_PROBLEM TO SOLVE:_ The listing below should be written out exactly; please include all of it.

_RECORDS:_
****************************************
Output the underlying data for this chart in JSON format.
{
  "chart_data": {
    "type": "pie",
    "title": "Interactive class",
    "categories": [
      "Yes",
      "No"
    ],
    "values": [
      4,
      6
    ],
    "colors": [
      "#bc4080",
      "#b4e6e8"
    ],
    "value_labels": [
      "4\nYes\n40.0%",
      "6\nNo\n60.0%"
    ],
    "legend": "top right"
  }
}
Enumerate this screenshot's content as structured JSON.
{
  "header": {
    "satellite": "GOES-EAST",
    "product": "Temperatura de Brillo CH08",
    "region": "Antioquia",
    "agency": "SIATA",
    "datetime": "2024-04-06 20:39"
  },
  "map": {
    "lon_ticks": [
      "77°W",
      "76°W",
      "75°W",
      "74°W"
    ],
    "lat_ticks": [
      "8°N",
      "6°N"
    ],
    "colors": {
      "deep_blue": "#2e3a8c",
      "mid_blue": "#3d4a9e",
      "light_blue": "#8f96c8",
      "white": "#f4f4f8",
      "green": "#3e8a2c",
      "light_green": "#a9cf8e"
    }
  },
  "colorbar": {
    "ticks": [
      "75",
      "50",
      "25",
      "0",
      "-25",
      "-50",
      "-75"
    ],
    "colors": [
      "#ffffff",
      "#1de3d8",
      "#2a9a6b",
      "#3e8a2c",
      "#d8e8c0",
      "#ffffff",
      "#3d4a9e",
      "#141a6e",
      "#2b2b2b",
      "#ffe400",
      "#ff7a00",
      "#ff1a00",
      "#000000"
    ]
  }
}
****************************************
_ANSWER TO THIS PROBLEM:_
Output the underlying data for this chart in JSON format.
{
  "chart_data": {
    "type": "pie",
    "title": "Interactive class",
    "categories": [
      "Yes",
      "No"
    ],
    "values": [
      4,
      6
    ],
    "colors": [
      "#bc4080",
      "#b4e6e8"
    ],
    "value_labels": [
      "4\nYes\n40.0%",
      "6\nNo\n60.0%"
    ],
    "legend": "top right"
  }
}
Enumerate this screenshot's content as structured JSON.
{
  "header": {
    "satellite": "GOES-EAST",
    "product": "Temperatura de Brillo CH08",
    "region": "Antioquia",
    "agency": "SIATA",
    "datetime": "2024-04-06 20:39"
  },
  "map": {
    "lon_ticks": [
      "77°W",
      "76°W",
      "75°W",
      "74°W"
    ],
    "lat_ticks": [
      "8°N",
      "6°N"
    ],
    "colors": {
      "deep_blue": "#2e3a8c",
      "mid_blue": "#3d4a9e",
      "light_blue": "#8f96c8",
      "white": "#f4f4f8",
      "green": "#3e8a2c",
      "light_green": "#a9cf8e"
    }
  },
  "colorbar": {
    "ticks": [
      "75",
      "50",
      "25",
      "0",
      "-25",
      "-50",
      "-75"
    ],
    "colors": [
      "#ffffff",
      "#1de3d8",
      "#2a9a6b",
      "#3e8a2c",
      "#d8e8c0",
      "#ffffff",
      "#3d4a9e",
      "#141a6e",
      "#2b2b2b",
      "#ffe400",
      "#ff7a00",
      "#ff1a00",
      "#000000"
    ]
  }
}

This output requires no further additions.